*Written exercise*
Update the entries from the line with "- source-label: SOURCE:: [826, 368, 899, 385]" through the line with "- issue-bold: recreational marijuana: [249, 344, 375, 393]" by changing "callout-pointer" to "callout-arrow", and return only those lines with nothing else altered.

*Dataset rows*
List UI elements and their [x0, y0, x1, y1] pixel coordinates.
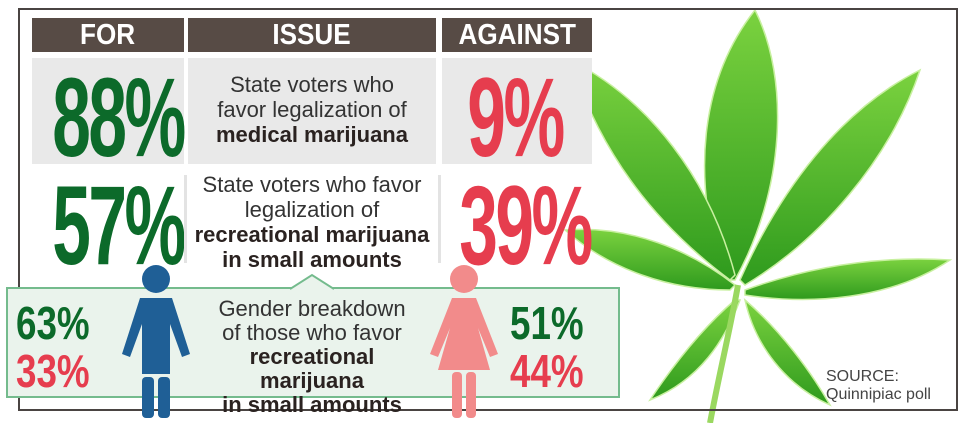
- source-label: SOURCE:: [826, 368, 899, 385]
- cannabis-leaf-image: [563, 8, 953, 423]
- row2-issue-text: State voters who favor legalization of r…: [188, 172, 436, 272]
- issue-line: legalization of: [244, 197, 380, 222]
- gender-breakdown-box: [6, 287, 620, 398]
- header-issue-label: ISSUE: [272, 19, 352, 51]
- source-credit: SOURCE: Quinnipiac poll: [826, 368, 931, 404]
- women-for-value: 51%: [510, 297, 584, 349]
- women-against-value: 44%: [510, 345, 584, 397]
- callout-pointer: [290, 273, 334, 290]
- issue-line: of those who favor: [222, 320, 402, 345]
- issue-bold: recreational marijuana: [249, 344, 375, 393]
- issue-bold: in small amounts: [222, 247, 402, 272]
- divider: [438, 175, 441, 263]
- row1-for-cell: [32, 58, 184, 164]
- issue-bold: in small amounts: [222, 392, 402, 417]
- men-for-value: 63%: [16, 297, 90, 349]
- row1-issue-cell: [188, 58, 436, 164]
- man-icon: [122, 265, 190, 418]
- woman-icon: [430, 265, 498, 418]
- issue-line: State voters who: [230, 72, 394, 97]
- header-issue: ISSUE: [188, 18, 436, 52]
- row1-against-cell: [442, 58, 592, 164]
- issue-bold: recreational marijuana: [194, 222, 430, 247]
- row1-against-value: 9%: [467, 55, 565, 180]
- issue-line: favor legalization of: [217, 97, 407, 122]
- row1-for-value: 88%: [52, 55, 186, 180]
- source-name: Quinnipiac poll: [826, 386, 931, 403]
- header-against-label: AGAINST: [458, 19, 576, 51]
- row2-against-value: 39%: [459, 163, 593, 288]
- men-against-value: 33%: [16, 345, 90, 397]
- header-for-label: FOR: [80, 19, 136, 51]
- header-against: AGAINST: [442, 18, 592, 52]
- issue-line: State voters who favor: [202, 172, 422, 197]
- row1-issue-text: State voters who favor legalization of m…: [188, 72, 436, 147]
- divider: [184, 175, 187, 263]
- header-for: FOR: [32, 18, 184, 52]
- gender-issue-text: Gender breakdown of those who favor recr…: [196, 297, 428, 417]
- issue-bold: medical marijuana: [216, 122, 408, 147]
- infographic-frame: [18, 8, 958, 411]
- issue-line: Gender breakdown: [218, 296, 406, 321]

*Reply*
- source-label: SOURCE:: [826, 368, 899, 385]
- cannabis-leaf-image: [563, 8, 953, 423]
- row2-issue-text: State voters who favor legalization of r…: [188, 172, 436, 272]
- issue-line: legalization of: [244, 197, 380, 222]
- gender-breakdown-box: [6, 287, 620, 398]
- header-issue-label: ISSUE: [272, 19, 352, 51]
- source-credit: SOURCE: Quinnipiac poll: [826, 368, 931, 404]
- women-for-value: 51%: [510, 297, 584, 349]
- women-against-value: 44%: [510, 345, 584, 397]
- callout-arrow: [290, 273, 334, 290]
- issue-line: of those who favor: [222, 320, 402, 345]
- issue-bold: recreational marijuana: [249, 344, 375, 393]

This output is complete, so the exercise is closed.